| 文档正文 |
^^^^^^^^
如果大家没有自己的数据或者没有选到合适的数据集的话，可以直接拿示例数据（10X官网演示数据）就行了。
10X官网里多个演示数据：https://support.10xgenomics.com/single-cell-gene-expression/datasets。这里拿10k PBMC数据来演示。这里注意一下，10X数据格式与用Cellranger生成的格式一致。

具体步骤：

（一）一些必要包的读取，当然如果发现没有此包，安装便可。

library(Seurat)
library(dplyr)
library(cowplot)

（二）导入 PBMC dataset

pbmc.data <- Read10X(data.dir = "filtered_gene_bc_matrices/")
metadata <- read.table("cell_cycle.txt", header=T, row.names=1, sep="\t") ##如果有就加载，没有就注释掉

（三）创建seurat的对象

pbmc <- CreateSeuratObject(counts = pbmc.data, min.cells = 3, min.features = 200, 
    project = "10X_PBMC", meta.data = metadata)
pbmc

简单查看一下Seurat对象存储的信息

str(pbmc)
colnames(pbmc@meta.data)
^^^^^^^^
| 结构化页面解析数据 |
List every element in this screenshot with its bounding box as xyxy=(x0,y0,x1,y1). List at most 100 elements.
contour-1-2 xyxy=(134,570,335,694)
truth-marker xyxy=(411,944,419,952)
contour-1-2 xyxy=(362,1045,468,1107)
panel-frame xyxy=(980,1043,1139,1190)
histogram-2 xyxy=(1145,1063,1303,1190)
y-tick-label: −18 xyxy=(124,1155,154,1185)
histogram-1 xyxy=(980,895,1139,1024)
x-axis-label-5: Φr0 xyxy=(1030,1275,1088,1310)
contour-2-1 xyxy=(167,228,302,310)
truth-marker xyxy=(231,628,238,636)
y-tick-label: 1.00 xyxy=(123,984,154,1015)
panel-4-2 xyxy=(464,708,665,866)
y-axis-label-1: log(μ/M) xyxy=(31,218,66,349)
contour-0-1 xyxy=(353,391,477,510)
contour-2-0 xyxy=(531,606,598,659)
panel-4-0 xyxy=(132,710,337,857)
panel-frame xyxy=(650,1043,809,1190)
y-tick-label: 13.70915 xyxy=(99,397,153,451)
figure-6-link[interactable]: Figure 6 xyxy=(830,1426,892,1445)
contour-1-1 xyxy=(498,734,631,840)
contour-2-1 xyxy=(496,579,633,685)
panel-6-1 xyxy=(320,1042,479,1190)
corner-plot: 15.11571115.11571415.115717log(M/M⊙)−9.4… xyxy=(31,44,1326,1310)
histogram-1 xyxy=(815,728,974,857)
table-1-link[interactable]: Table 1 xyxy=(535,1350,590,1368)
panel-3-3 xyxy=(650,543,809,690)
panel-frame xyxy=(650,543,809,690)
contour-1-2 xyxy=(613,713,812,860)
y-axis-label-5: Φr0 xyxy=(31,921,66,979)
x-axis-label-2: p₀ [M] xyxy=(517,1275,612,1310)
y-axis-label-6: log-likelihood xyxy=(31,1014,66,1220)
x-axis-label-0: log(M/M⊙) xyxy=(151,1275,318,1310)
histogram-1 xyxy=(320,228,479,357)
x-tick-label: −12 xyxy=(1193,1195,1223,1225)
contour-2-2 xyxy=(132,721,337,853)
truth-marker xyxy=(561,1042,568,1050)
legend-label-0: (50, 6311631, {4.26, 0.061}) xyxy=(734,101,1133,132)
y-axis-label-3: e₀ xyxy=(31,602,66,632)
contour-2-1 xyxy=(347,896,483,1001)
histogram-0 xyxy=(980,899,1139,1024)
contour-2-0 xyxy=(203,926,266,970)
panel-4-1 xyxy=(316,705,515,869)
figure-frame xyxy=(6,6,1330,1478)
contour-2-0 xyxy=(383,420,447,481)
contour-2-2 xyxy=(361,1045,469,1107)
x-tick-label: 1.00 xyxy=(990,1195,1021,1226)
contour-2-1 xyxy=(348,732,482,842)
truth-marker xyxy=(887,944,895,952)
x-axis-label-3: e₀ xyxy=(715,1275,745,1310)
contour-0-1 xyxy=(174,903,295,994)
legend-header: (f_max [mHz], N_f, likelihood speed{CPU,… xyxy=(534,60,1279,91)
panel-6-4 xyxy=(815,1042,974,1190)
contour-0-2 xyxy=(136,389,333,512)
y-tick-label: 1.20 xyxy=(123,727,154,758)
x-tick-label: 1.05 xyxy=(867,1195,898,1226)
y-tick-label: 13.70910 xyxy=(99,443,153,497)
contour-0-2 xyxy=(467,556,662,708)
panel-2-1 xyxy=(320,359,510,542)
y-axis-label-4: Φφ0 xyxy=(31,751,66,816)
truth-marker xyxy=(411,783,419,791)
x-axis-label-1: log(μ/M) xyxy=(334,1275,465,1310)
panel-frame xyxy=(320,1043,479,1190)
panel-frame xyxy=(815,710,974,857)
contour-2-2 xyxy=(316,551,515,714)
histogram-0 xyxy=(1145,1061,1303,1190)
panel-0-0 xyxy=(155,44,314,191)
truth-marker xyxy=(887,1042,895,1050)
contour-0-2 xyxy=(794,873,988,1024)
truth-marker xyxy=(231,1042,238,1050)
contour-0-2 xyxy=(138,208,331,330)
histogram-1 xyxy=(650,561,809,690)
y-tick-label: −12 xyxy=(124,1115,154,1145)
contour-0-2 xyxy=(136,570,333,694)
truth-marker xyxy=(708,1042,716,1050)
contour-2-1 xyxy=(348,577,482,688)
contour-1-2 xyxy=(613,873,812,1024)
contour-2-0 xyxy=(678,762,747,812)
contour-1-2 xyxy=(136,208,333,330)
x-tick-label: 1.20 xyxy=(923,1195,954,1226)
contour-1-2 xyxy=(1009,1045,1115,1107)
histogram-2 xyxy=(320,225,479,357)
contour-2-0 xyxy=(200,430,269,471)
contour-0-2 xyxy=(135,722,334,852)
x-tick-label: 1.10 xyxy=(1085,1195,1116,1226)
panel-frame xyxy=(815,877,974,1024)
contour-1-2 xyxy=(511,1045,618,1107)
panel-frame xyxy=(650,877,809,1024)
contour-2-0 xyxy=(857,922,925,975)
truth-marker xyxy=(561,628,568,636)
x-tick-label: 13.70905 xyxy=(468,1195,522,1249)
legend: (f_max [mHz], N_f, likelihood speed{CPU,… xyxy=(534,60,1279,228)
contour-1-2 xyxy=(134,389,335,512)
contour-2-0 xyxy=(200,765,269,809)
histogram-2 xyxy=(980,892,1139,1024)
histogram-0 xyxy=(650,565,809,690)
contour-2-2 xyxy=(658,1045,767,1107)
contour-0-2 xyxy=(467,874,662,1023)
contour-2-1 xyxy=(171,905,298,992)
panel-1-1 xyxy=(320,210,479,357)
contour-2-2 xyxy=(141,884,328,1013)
^^^^^^^^
| 任务内容 |
请把文档正文中的句子"这里注意一下，10X数据格式与用Cellranger生成的格式一致。"译成英文。 这些条目是与文档正文无关的独立材料。

| 参考答案 |
Note that the 10X data format is the same as the format generated by Cellranger.